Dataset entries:
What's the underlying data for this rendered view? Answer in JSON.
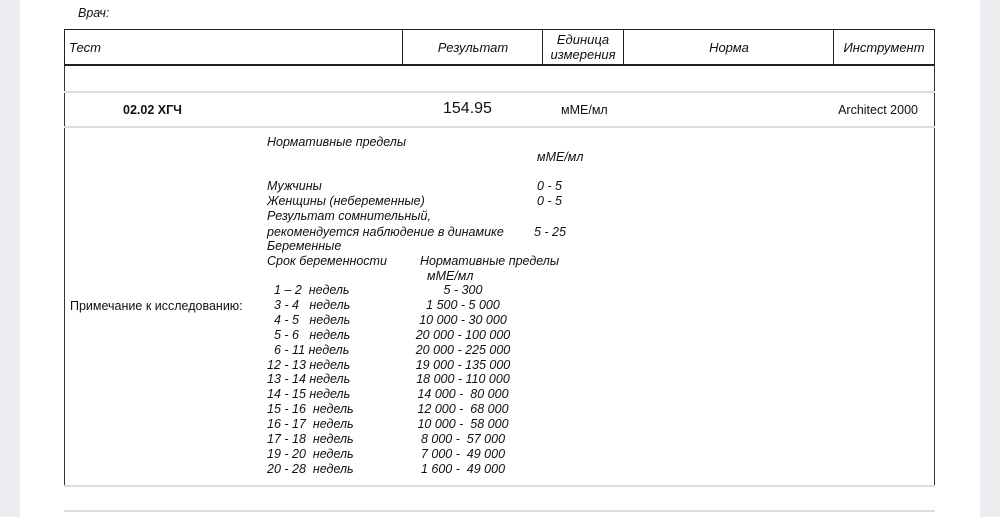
{
  "doctor_label": "Врач:",
  "header": {
    "test": "Тест",
    "result": "Результат",
    "unit": "Единица измерения",
    "norm": "Норма",
    "instrument": "Инструмент"
  },
  "row": {
    "test": "02.02 ХГЧ",
    "result": "154.95",
    "unit": "мМЕ/мл",
    "norm": "",
    "instrument": "Architect 2000"
  },
  "note": {
    "label": "Примечание к исследованию:",
    "title": "Нормативные пределы",
    "unit": "мМЕ/мл",
    "ranges": [
      {
        "label": "Мужчины",
        "value": "0 - 5"
      },
      {
        "label": "Женщины (небеременные)",
        "value": "0 - 5"
      },
      {
        "label": "Результат сомнительный,",
        "value": ""
      },
      {
        "label": "рекомендуется наблюдение в динамике",
        "value": "5 - 25"
      }
    ],
    "pregnant": "Беременные",
    "term_header": "Срок беременности",
    "limits_header": "Нормативные пределы",
    "limits_unit": "мМЕ/мл",
    "weeks": [
      {
        "term": "1 – 2  недель",
        "range": "5 - 300"
      },
      {
        "term": "3 - 4   недель",
        "range": "1 500 - 5 000"
      },
      {
        "term": "4 - 5   недель",
        "range": "10 000 - 30 000"
      },
      {
        "term": "5 - 6   недель",
        "range": "20 000 - 100 000"
      },
      {
        "term": "6 - 11 недель",
        "range": "20 000 - 225 000"
      },
      {
        "term": "12 - 13 недель",
        "range": "19 000 - 135 000"
      },
      {
        "term": "13 - 14 недель",
        "range": "18 000 - 110 000"
      },
      {
        "term": "14 - 15 недель",
        "range": "14 000 -  80 000"
      },
      {
        "term": "15 - 16  недель",
        "range": "12 000 -  68 000"
      },
      {
        "term": "16 - 17  недель",
        "range": "10 000 -  58 000"
      },
      {
        "term": "17 - 18  недель",
        "range": "8 000 -  57 000"
      },
      {
        "term": "19 - 20  недель",
        "range": "7 000 -  49 000"
      },
      {
        "term": "20 - 28  недель",
        "range": "1 600 -  49 000"
      }
    ]
  }
}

TASK PROMPT: Give back each entry exactly as it appears, with no pictures.

THE REPLY:
What's the underlying data for this rendered view? Answer in JSON.
{
  "doctor_label": "Врач:",
  "header": {
    "test": "Тест",
    "result": "Результат",
    "unit": "Единица измерения",
    "norm": "Норма",
    "instrument": "Инструмент"
  },
  "row": {
    "test": "02.02 ХГЧ",
    "result": "154.95",
    "unit": "мМЕ/мл",
    "norm": "",
    "instrument": "Architect 2000"
  },
  "note": {
    "label": "Примечание к исследованию:",
    "title": "Нормативные пределы",
    "unit": "мМЕ/мл",
    "ranges": [
      {
        "label": "Мужчины",
        "value": "0 - 5"
      },
      {
        "label": "Женщины (небеременные)",
        "value": "0 - 5"
      },
      {
        "label": "Результат сомнительный,",
        "value": ""
      },
      {
        "label": "рекомендуется наблюдение в динамике",
        "value": "5 - 25"
      }
    ],
    "pregnant": "Беременные",
    "term_header": "Срок беременности",
    "limits_header": "Нормативные пределы",
    "limits_unit": "мМЕ/мл",
    "weeks": [
      {
        "term": "1 – 2  недель",
        "range": "5 - 300"
      },
      {
        "term": "3 - 4   недель",
        "range": "1 500 - 5 000"
      },
      {
        "term": "4 - 5   недель",
        "range": "10 000 - 30 000"
      },
      {
        "term": "5 - 6   недель",
        "range": "20 000 - 100 000"
      },
      {
        "term": "6 - 11 недель",
        "range": "20 000 - 225 000"
      },
      {
        "term": "12 - 13 недель",
        "range": "19 000 - 135 000"
      },
      {
        "term": "13 - 14 недель",
        "range": "18 000 - 110 000"
      },
      {
        "term": "14 - 15 недель",
        "range": "14 000 -  80 000"
      },
      {
        "term": "15 - 16  недель",
        "range": "12 000 -  68 000"
      },
      {
        "term": "16 - 17  недель",
        "range": "10 000 -  58 000"
      },
      {
        "term": "17 - 18  недель",
        "range": "8 000 -  57 000"
      },
      {
        "term": "19 - 20  недель",
        "range": "7 000 -  49 000"
      },
      {
        "term": "20 - 28  недель",
        "range": "1 600 -  49 000"
      }
    ]
  }
}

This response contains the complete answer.